## WHAT IS EXPECTED
Repeat the entire listing exactly as written.

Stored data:
|---|

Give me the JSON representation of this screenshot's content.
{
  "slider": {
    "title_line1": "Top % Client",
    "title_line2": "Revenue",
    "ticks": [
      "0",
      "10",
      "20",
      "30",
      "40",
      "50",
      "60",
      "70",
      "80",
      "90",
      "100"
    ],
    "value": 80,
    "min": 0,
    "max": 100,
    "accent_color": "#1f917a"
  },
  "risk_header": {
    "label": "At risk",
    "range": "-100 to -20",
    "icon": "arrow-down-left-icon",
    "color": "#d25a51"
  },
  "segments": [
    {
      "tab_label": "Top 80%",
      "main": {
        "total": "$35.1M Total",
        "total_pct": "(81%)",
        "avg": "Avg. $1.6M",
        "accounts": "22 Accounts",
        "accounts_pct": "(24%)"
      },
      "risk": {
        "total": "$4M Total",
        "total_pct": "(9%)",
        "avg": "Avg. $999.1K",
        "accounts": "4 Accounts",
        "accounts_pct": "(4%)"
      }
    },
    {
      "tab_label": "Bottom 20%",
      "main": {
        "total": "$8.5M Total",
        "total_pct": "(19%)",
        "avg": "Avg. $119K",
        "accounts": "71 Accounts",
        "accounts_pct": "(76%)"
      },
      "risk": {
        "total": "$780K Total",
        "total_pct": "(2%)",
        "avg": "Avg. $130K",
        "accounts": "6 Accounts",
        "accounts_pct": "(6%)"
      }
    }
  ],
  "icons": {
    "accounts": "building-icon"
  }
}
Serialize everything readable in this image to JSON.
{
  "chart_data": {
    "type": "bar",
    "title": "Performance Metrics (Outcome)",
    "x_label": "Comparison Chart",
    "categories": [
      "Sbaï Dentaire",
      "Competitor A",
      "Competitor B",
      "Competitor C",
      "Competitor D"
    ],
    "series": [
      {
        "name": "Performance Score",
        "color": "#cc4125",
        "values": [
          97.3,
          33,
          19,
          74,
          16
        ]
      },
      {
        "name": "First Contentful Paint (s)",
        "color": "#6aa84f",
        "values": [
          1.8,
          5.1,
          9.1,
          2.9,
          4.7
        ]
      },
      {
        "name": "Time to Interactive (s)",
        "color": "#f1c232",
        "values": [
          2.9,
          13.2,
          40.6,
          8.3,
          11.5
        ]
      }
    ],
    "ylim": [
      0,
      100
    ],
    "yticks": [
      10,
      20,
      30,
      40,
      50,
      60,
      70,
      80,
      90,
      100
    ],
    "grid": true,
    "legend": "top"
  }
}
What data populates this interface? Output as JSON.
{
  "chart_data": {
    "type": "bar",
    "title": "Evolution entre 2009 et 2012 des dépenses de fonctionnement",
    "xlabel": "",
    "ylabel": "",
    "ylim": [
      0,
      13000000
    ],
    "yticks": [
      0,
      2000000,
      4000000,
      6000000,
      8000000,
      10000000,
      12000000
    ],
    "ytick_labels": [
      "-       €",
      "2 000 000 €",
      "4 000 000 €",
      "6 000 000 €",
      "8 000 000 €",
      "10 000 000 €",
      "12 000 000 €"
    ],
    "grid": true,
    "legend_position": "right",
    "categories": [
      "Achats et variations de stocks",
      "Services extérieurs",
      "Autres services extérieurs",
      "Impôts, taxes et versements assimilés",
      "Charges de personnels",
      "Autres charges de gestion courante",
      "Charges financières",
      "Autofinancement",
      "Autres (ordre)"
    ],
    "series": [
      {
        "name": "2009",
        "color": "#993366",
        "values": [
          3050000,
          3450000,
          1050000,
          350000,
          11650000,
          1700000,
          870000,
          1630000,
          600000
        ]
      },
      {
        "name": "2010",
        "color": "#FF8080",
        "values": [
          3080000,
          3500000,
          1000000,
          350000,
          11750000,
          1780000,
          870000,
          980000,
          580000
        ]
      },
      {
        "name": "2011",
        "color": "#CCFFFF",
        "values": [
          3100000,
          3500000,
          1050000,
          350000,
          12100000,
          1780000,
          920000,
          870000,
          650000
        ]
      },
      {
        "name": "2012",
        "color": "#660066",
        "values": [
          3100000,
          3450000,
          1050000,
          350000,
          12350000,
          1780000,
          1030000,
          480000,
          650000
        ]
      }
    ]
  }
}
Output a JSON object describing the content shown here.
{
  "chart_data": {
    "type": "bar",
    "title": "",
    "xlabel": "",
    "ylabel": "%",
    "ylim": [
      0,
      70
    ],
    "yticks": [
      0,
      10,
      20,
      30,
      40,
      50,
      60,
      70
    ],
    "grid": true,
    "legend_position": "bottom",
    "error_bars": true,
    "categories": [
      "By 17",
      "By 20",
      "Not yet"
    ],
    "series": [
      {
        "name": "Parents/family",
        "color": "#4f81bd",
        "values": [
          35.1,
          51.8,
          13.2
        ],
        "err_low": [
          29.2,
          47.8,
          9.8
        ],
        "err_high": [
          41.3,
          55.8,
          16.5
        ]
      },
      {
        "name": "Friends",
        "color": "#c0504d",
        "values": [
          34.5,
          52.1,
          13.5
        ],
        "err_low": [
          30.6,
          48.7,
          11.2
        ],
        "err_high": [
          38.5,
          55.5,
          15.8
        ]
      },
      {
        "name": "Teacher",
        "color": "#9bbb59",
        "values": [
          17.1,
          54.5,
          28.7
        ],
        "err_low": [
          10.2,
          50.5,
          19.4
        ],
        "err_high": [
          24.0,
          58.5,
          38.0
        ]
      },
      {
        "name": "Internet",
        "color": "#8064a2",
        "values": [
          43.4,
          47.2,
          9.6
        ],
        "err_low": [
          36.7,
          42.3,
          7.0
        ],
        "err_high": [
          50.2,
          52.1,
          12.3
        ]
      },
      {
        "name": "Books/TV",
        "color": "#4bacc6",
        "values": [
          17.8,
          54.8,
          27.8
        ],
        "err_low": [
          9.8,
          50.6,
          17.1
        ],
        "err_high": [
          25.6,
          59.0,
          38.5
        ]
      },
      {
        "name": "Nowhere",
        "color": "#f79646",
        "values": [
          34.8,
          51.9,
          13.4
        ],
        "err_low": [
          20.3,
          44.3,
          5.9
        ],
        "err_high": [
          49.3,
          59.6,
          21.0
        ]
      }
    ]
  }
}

|---|

## ANSWER TO THE TASK
Give me the JSON representation of this screenshot's content.
{
  "slider": {
    "title_line1": "Top % Client",
    "title_line2": "Revenue",
    "ticks": [
      "0",
      "10",
      "20",
      "30",
      "40",
      "50",
      "60",
      "70",
      "80",
      "90",
      "100"
    ],
    "value": 80,
    "min": 0,
    "max": 100,
    "accent_color": "#1f917a"
  },
  "risk_header": {
    "label": "At risk",
    "range": "-100 to -20",
    "icon": "arrow-down-left-icon",
    "color": "#d25a51"
  },
  "segments": [
    {
      "tab_label": "Top 80%",
      "main": {
        "total": "$35.1M Total",
        "total_pct": "(81%)",
        "avg": "Avg. $1.6M",
        "accounts": "22 Accounts",
        "accounts_pct": "(24%)"
      },
      "risk": {
        "total": "$4M Total",
        "total_pct": "(9%)",
        "avg": "Avg. $999.1K",
        "accounts": "4 Accounts",
        "accounts_pct": "(4%)"
      }
    },
    {
      "tab_label": "Bottom 20%",
      "main": {
        "total": "$8.5M Total",
        "total_pct": "(19%)",
        "avg": "Avg. $119K",
        "accounts": "71 Accounts",
        "accounts_pct": "(76%)"
      },
      "risk": {
        "total": "$780K Total",
        "total_pct": "(2%)",
        "avg": "Avg. $130K",
        "accounts": "6 Accounts",
        "accounts_pct": "(6%)"
      }
    }
  ],
  "icons": {
    "accounts": "building-icon"
  }
}
Serialize everything readable in this image to JSON.
{
  "chart_data": {
    "type": "bar",
    "title": "Performance Metrics (Outcome)",
    "x_label": "Comparison Chart",
    "categories": [
      "Sbaï Dentaire",
      "Competitor A",
      "Competitor B",
      "Competitor C",
      "Competitor D"
    ],
    "series": [
      {
        "name": "Performance Score",
        "color": "#cc4125",
        "values": [
          97.3,
          33,
          19,
          74,
          16
        ]
      },
      {
        "name": "First Contentful Paint (s)",
        "color": "#6aa84f",
        "values": [
          1.8,
          5.1,
          9.1,
          2.9,
          4.7
        ]
      },
      {
        "name": "Time to Interactive (s)",
        "color": "#f1c232",
        "values": [
          2.9,
          13.2,
          40.6,
          8.3,
          11.5
        ]
      }
    ],
    "ylim": [
      0,
      100
    ],
    "yticks": [
      10,
      20,
      30,
      40,
      50,
      60,
      70,
      80,
      90,
      100
    ],
    "grid": true,
    "legend": "top"
  }
}
What data populates this interface? Output as JSON.
{
  "chart_data": {
    "type": "bar",
    "title": "Evolution entre 2009 et 2012 des dépenses de fonctionnement",
    "xlabel": "",
    "ylabel": "",
    "ylim": [
      0,
      13000000
    ],
    "yticks": [
      0,
      2000000,
      4000000,
      6000000,
      8000000,
      10000000,
      12000000
    ],
    "ytick_labels": [
      "-       €",
      "2 000 000 €",
      "4 000 000 €",
      "6 000 000 €",
      "8 000 000 €",
      "10 000 000 €",
      "12 000 000 €"
    ],
    "grid": true,
    "legend_position": "right",
    "categories": [
      "Achats et variations de stocks",
      "Services extérieurs",
      "Autres services extérieurs",
      "Impôts, taxes et versements assimilés",
      "Charges de personnels",
      "Autres charges de gestion courante",
      "Charges financières",
      "Autofinancement",
      "Autres (ordre)"
    ],
    "series": [
      {
        "name": "2009",
        "color": "#993366",
        "values": [
          3050000,
          3450000,
          1050000,
          350000,
          11650000,
          1700000,
          870000,
          1630000,
          600000
        ]
      },
      {
        "name": "2010",
        "color": "#FF8080",
        "values": [
          3080000,
          3500000,
          1000000,
          350000,
          11750000,
          1780000,
          870000,
          980000,
          580000
        ]
      },
      {
        "name": "2011",
        "color": "#CCFFFF",
        "values": [
          3100000,
          3500000,
          1050000,
          350000,
          12100000,
          1780000,
          920000,
          870000,
          650000
        ]
      },
      {
        "name": "2012",
        "color": "#660066",
        "values": [
          3100000,
          3450000,
          1050000,
          350000,
          12350000,
          1780000,
          1030000,
          480000,
          650000
        ]
      }
    ]
  }
}
Output a JSON object describing the content shown here.
{
  "chart_data": {
    "type": "bar",
    "title": "",
    "xlabel": "",
    "ylabel": "%",
    "ylim": [
      0,
      70
    ],
    "yticks": [
      0,
      10,
      20,
      30,
      40,
      50,
      60,
      70
    ],
    "grid": true,
    "legend_position": "bottom",
    "error_bars": true,
    "categories": [
      "By 17",
      "By 20",
      "Not yet"
    ],
    "series": [
      {
        "name": "Parents/family",
        "color": "#4f81bd",
        "values": [
          35.1,
          51.8,
          13.2
        ],
        "err_low": [
          29.2,
          47.8,
          9.8
        ],
        "err_high": [
          41.3,
          55.8,
          16.5
        ]
      },
      {
        "name": "Friends",
        "color": "#c0504d",
        "values": [
          34.5,
          52.1,
          13.5
        ],
        "err_low": [
          30.6,
          48.7,
          11.2
        ],
        "err_high": [
          38.5,
          55.5,
          15.8
        ]
      },
      {
        "name": "Teacher",
        "color": "#9bbb59",
        "values": [
          17.1,
          54.5,
          28.7
        ],
        "err_low": [
          10.2,
          50.5,
          19.4
        ],
        "err_high": [
          24.0,
          58.5,
          38.0
        ]
      },
      {
        "name": "Internet",
        "color": "#8064a2",
        "values": [
          43.4,
          47.2,
          9.6
        ],
        "err_low": [
          36.7,
          42.3,
          7.0
        ],
        "err_high": [
          50.2,
          52.1,
          12.3
        ]
      },
      {
        "name": "Books/TV",
        "color": "#4bacc6",
        "values": [
          17.8,
          54.8,
          27.8
        ],
        "err_low": [
          9.8,
          50.6,
          17.1
        ],
        "err_high": [
          25.6,
          59.0,
          38.5
        ]
      },
      {
        "name": "Nowhere",
        "color": "#f79646",
        "values": [
          34.8,
          51.9,
          13.4
        ],
        "err_low": [
          20.3,
          44.3,
          5.9
        ],
        "err_high": [
          49.3,
          59.6,
          21.0
        ]
      }
    ]
  }
}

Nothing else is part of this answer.